╭─ Records for the exercise

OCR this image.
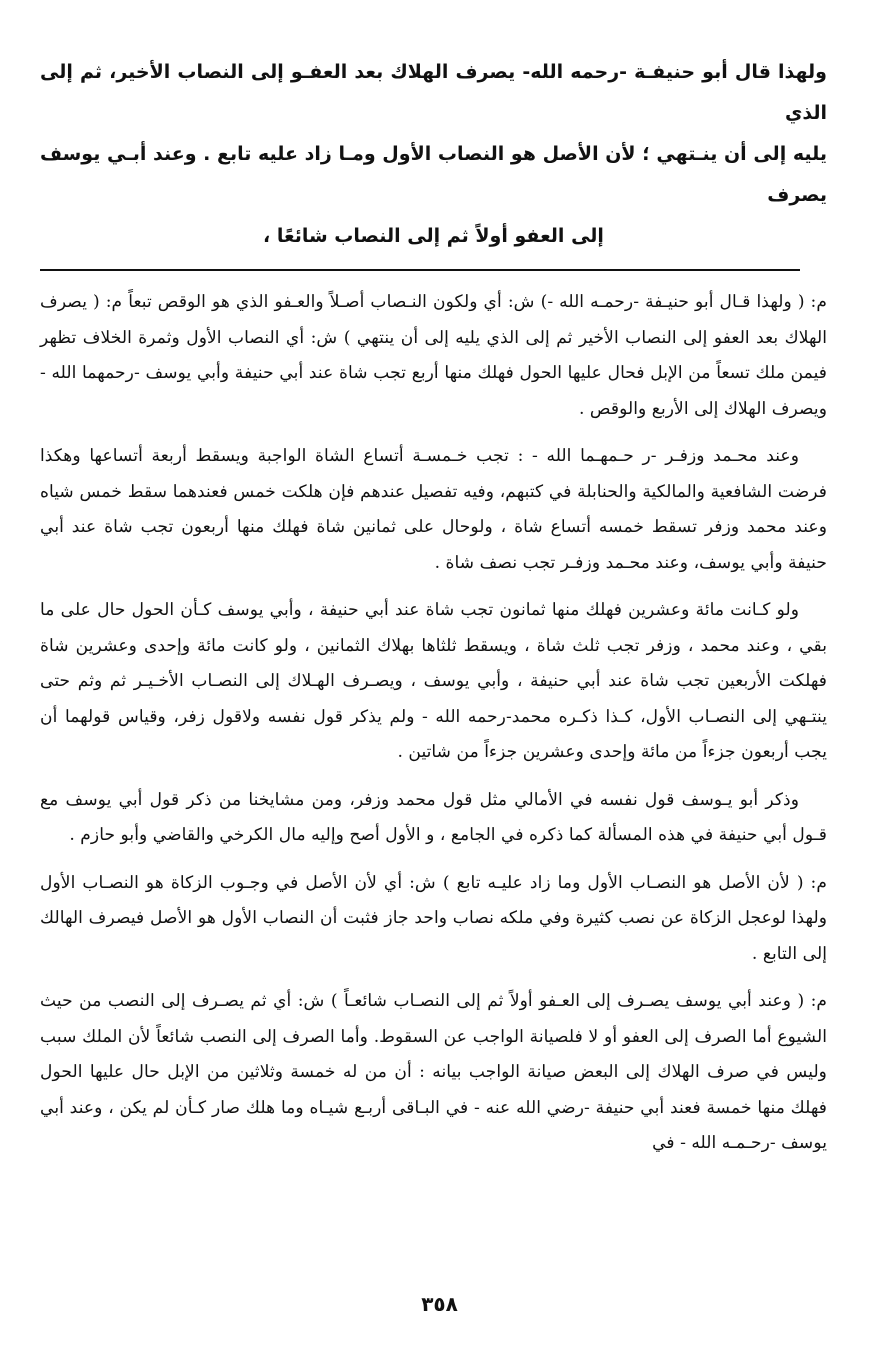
ولهذا قال أبو حنيفـة -رحمه الله- يصرف الهلاك بعد العفـو إلى النصاب الأخير، ثم إلى الذي
يليه إلى أن ينـتهي ؛ لأن الأصل هو النصاب الأول ومـا زاد عليه تابع . وعند أبـي يوسف يصرف
إلى العفو أولاً ثم إلى النصاب شائعًا ،

م: ( ولهذا قـال أبو حنيـفة -رحمـه الله -) ش: أي ولكون النـصاب أصـلاً والعـفو الذي هو الوقص تبعاً م: ( يصرف الهلاك بعد العفو إلى النصاب الأخير ثم إلى الذي يليه إلى أن ينتهي ) ش: أي النصاب الأول وثمرة الخلاف تظهر فيمن ملك تسعاً من الإبل فحال عليها الحول فهلك منها أربع تجب شاة عند أبي حنيفة وأبي يوسف -رحمهما الله - ويصرف الهلاك إلى الأربع والوقص .

وعند محـمد وزفـر -ر حـمهـما الله - : تجب خـمسـة أتساع الشاة الواجبة ويسقط أربعة أتساعها وهكذا فرضت الشافعية والمالكية والحنابلة في كتبهم، وفيه تفصيل عندهم فإن هلكت خمس فعندهما سقط خمس شياه وعند محمد وزفر تسقط خمسه أتساع شاة ، ولوحال على ثمانين شاة فهلك منها أربعون تجب شاة عند أبي حنيفة وأبي يوسف، وعند محـمد وزفـر تجب نصف شاة .

ولو كـانت مائة وعشرين فهلك منها ثمانون تجب شاة عند أبي حنيفة ، وأبي يوسف كـأن الحول حال على ما بقي ، وعند محمد ، وزفر تجب ثلث شاة ، ويسقط ثلثاها بهلاك الثمانين ، ولو كانت مائة وإحدى وعشرين شاة فهلكت الأربعين تجب شاة عند أبي حنيفة ، وأبي يوسف ، ويصـرف الهـلاك إلى النصـاب الأخـيـر ثم وثم حتى ينتـهي إلى النصـاب الأول، كـذا ذكـره محمد-رحمه الله - ولم يذكر قول نفسه ولاقول زفر، وقياس قولهما أن يجب أربعون جزءاً من مائة وإحدى وعشرين جزءاً من شاتين .

وذكر أبو يـوسف قول نفسه في الأمالي مثل قول محمد وزفر، ومن مشايخنا من ذكر قول أبي يوسف مع قـول أبي حنيفة في هذه المسألة كما ذكره في الجامع ، و الأول أصح وإليه مال الكرخي والقاضي وأبو حازم .

م: ( لأن الأصل هو النصـاب الأول وما زاد عليـه تابع ) ش: أي لأن الأصل في وجـوب الزكاة هو النصـاب الأول ولهذا لوعجل الزكاة عن نصب كثيرة وفي ملكه نصاب واحد جاز فثبت أن النصاب الأول هو الأصل فيصرف الهالك إلى التابع .

م: ( وعند أبي يوسف يصـرف إلى العـفو أولاً ثم إلى النصـاب شائعـاً ) ش: أي ثم يصـرف إلى النصب من حيث الشيوع أما الصرف إلى العفو أو لا فلصيانة الواجب عن السقوط. وأما الصرف إلى النصب شائعاً لأن الملك سبب وليس في صرف الهلاك إلى البعض صيانة الواجب بيانه : أن من له خمسة وثلاثين من الإبل حال عليها الحول فهلك منها خمسة فعند أبي حنيفة -رضي الله عنه - في البـاقى أربـع شيـاه وما هلك صار كـأن لم يكن ، وعند أبي يوسف -رحـمـه الله - في

٣٥٨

╰─

_Challenge_
Pictures in the records above are left out; print everything else exactly as written.

_Full solution_
OCR this image.
ولهذا قال أبو حنيفـة -رحمه الله- يصرف الهلاك بعد العفـو إلى النصاب الأخير، ثم إلى الذي
يليه إلى أن ينـتهي ؛ لأن الأصل هو النصاب الأول ومـا زاد عليه تابع . وعند أبـي يوسف يصرف
إلى العفو أولاً ثم إلى النصاب شائعًا ،

م: ( ولهذا قـال أبو حنيـفة -رحمـه الله -) ش: أي ولكون النـصاب أصـلاً والعـفو الذي هو الوقص تبعاً م: ( يصرف الهلاك بعد العفو إلى النصاب الأخير ثم إلى الذي يليه إلى أن ينتهي ) ش: أي النصاب الأول وثمرة الخلاف تظهر فيمن ملك تسعاً من الإبل فحال عليها الحول فهلك منها أربع تجب شاة عند أبي حنيفة وأبي يوسف -رحمهما الله - ويصرف الهلاك إلى الأربع والوقص .

وعند محـمد وزفـر -ر حـمهـما الله - : تجب خـمسـة أتساع الشاة الواجبة ويسقط أربعة أتساعها وهكذا فرضت الشافعية والمالكية والحنابلة في كتبهم، وفيه تفصيل عندهم فإن هلكت خمس فعندهما سقط خمس شياه وعند محمد وزفر تسقط خمسه أتساع شاة ، ولوحال على ثمانين شاة فهلك منها أربعون تجب شاة عند أبي حنيفة وأبي يوسف، وعند محـمد وزفـر تجب نصف شاة .

ولو كـانت مائة وعشرين فهلك منها ثمانون تجب شاة عند أبي حنيفة ، وأبي يوسف كـأن الحول حال على ما بقي ، وعند محمد ، وزفر تجب ثلث شاة ، ويسقط ثلثاها بهلاك الثمانين ، ولو كانت مائة وإحدى وعشرين شاة فهلكت الأربعين تجب شاة عند أبي حنيفة ، وأبي يوسف ، ويصـرف الهـلاك إلى النصـاب الأخـيـر ثم وثم حتى ينتـهي إلى النصـاب الأول، كـذا ذكـره محمد-رحمه الله - ولم يذكر قول نفسه ولاقول زفر، وقياس قولهما أن يجب أربعون جزءاً من مائة وإحدى وعشرين جزءاً من شاتين .

وذكر أبو يـوسف قول نفسه في الأمالي مثل قول محمد وزفر، ومن مشايخنا من ذكر قول أبي يوسف مع قـول أبي حنيفة في هذه المسألة كما ذكره في الجامع ، و الأول أصح وإليه مال الكرخي والقاضي وأبو حازم .

م: ( لأن الأصل هو النصـاب الأول وما زاد عليـه تابع ) ش: أي لأن الأصل في وجـوب الزكاة هو النصـاب الأول ولهذا لوعجل الزكاة عن نصب كثيرة وفي ملكه نصاب واحد جاز فثبت أن النصاب الأول هو الأصل فيصرف الهالك إلى التابع .

م: ( وعند أبي يوسف يصـرف إلى العـفو أولاً ثم إلى النصـاب شائعـاً ) ش: أي ثم يصـرف إلى النصب من حيث الشيوع أما الصرف إلى العفو أو لا فلصيانة الواجب عن السقوط. وأما الصرف إلى النصب شائعاً لأن الملك سبب وليس في صرف الهلاك إلى البعض صيانة الواجب بيانه : أن من له خمسة وثلاثين من الإبل حال عليها الحول فهلك منها خمسة فعند أبي حنيفة -رضي الله عنه - في البـاقى أربـع شيـاه وما هلك صار كـأن لم يكن ، وعند أبي يوسف -رحـمـه الله - في

٣٥٨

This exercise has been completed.